* **Work item**: Write the data below out in full, exactly as it stands.

Records from a collection of figures:
_ _ _ _ _ _ _

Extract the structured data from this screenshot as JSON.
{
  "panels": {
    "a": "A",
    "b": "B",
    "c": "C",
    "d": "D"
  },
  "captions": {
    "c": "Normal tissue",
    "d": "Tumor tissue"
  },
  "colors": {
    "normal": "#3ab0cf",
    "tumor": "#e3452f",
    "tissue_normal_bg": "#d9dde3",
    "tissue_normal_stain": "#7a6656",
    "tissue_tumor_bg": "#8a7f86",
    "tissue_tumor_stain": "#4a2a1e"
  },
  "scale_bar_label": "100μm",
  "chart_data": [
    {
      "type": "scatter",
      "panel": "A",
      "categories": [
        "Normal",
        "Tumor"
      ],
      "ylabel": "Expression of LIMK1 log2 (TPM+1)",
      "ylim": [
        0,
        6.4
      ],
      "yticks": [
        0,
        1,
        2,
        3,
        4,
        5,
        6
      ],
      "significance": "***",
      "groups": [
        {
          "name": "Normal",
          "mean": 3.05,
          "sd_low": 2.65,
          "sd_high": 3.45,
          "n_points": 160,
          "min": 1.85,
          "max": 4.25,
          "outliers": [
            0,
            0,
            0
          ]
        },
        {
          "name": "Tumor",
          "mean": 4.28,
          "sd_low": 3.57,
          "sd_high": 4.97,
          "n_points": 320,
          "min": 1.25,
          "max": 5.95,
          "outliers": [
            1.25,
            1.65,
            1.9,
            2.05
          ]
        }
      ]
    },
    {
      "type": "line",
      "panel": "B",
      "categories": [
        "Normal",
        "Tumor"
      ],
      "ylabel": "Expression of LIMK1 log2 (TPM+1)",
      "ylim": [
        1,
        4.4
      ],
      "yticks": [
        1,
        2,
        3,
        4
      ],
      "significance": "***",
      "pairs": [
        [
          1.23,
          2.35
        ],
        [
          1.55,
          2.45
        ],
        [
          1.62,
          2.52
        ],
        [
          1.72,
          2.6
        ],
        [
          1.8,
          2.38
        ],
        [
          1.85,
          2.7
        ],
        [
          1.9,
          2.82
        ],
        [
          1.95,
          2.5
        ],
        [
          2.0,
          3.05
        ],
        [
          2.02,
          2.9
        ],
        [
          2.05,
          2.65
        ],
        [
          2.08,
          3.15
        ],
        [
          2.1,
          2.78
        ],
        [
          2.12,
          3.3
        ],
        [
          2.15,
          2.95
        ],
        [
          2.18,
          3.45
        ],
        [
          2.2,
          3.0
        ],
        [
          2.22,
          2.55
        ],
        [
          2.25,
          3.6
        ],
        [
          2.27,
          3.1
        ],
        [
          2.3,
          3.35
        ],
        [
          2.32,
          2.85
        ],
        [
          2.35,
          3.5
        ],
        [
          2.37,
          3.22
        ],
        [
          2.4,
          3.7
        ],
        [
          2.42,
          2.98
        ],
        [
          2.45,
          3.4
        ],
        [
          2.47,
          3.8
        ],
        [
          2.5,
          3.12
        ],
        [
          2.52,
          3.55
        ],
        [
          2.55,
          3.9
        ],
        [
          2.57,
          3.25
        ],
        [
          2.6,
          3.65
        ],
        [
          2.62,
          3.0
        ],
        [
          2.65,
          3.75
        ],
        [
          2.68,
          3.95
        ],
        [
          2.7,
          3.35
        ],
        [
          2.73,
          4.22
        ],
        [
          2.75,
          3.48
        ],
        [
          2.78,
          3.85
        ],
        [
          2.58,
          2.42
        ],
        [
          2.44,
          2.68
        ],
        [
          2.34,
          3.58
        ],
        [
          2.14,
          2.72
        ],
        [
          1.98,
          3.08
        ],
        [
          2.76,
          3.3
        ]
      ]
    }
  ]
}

_ _ _ _ _ _ _

* **Answer for the task**:
Extract the structured data from this screenshot as JSON.
{
  "panels": {
    "a": "A",
    "b": "B",
    "c": "C",
    "d": "D"
  },
  "captions": {
    "c": "Normal tissue",
    "d": "Tumor tissue"
  },
  "colors": {
    "normal": "#3ab0cf",
    "tumor": "#e3452f",
    "tissue_normal_bg": "#d9dde3",
    "tissue_normal_stain": "#7a6656",
    "tissue_tumor_bg": "#8a7f86",
    "tissue_tumor_stain": "#4a2a1e"
  },
  "scale_bar_label": "100μm",
  "chart_data": [
    {
      "type": "scatter",
      "panel": "A",
      "categories": [
        "Normal",
        "Tumor"
      ],
      "ylabel": "Expression of LIMK1 log2 (TPM+1)",
      "ylim": [
        0,
        6.4
      ],
      "yticks": [
        0,
        1,
        2,
        3,
        4,
        5,
        6
      ],
      "significance": "***",
      "groups": [
        {
          "name": "Normal",
          "mean": 3.05,
          "sd_low": 2.65,
          "sd_high": 3.45,
          "n_points": 160,
          "min": 1.85,
          "max": 4.25,
          "outliers": [
            0,
            0,
            0
          ]
        },
        {
          "name": "Tumor",
          "mean": 4.28,
          "sd_low": 3.57,
          "sd_high": 4.97,
          "n_points": 320,
          "min": 1.25,
          "max": 5.95,
          "outliers": [
            1.25,
            1.65,
            1.9,
            2.05
          ]
        }
      ]
    },
    {
      "type": "line",
      "panel": "B",
      "categories": [
        "Normal",
        "Tumor"
      ],
      "ylabel": "Expression of LIMK1 log2 (TPM+1)",
      "ylim": [
        1,
        4.4
      ],
      "yticks": [
        1,
        2,
        3,
        4
      ],
      "significance": "***",
      "pairs": [
        [
          1.23,
          2.35
        ],
        [
          1.55,
          2.45
        ],
        [
          1.62,
          2.52
        ],
        [
          1.72,
          2.6
        ],
        [
          1.8,
          2.38
        ],
        [
          1.85,
          2.7
        ],
        [
          1.9,
          2.82
        ],
        [
          1.95,
          2.5
        ],
        [
          2.0,
          3.05
        ],
        [
          2.02,
          2.9
        ],
        [
          2.05,
          2.65
        ],
        [
          2.08,
          3.15
        ],
        [
          2.1,
          2.78
        ],
        [
          2.12,
          3.3
        ],
        [
          2.15,
          2.95
        ],
        [
          2.18,
          3.45
        ],
        [
          2.2,
          3.0
        ],
        [
          2.22,
          2.55
        ],
        [
          2.25,
          3.6
        ],
        [
          2.27,
          3.1
        ],
        [
          2.3,
          3.35
        ],
        [
          2.32,
          2.85
        ],
        [
          2.35,
          3.5
        ],
        [
          2.37,
          3.22
        ],
        [
          2.4,
          3.7
        ],
        [
          2.42,
          2.98
        ],
        [
          2.45,
          3.4
        ],
        [
          2.47,
          3.8
        ],
        [
          2.5,
          3.12
        ],
        [
          2.52,
          3.55
        ],
        [
          2.55,
          3.9
        ],
        [
          2.57,
          3.25
        ],
        [
          2.6,
          3.65
        ],
        [
          2.62,
          3.0
        ],
        [
          2.65,
          3.75
        ],
        [
          2.68,
          3.95
        ],
        [
          2.7,
          3.35
        ],
        [
          2.73,
          4.22
        ],
        [
          2.75,
          3.48
        ],
        [
          2.78,
          3.85
        ],
        [
          2.58,
          2.42
        ],
        [
          2.44,
          2.68
        ],
        [
          2.34,
          3.58
        ],
        [
          2.14,
          2.72
        ],
        [
          1.98,
          3.08
        ],
        [
          2.76,
          3.3
        ]
      ]
    }
  ]
}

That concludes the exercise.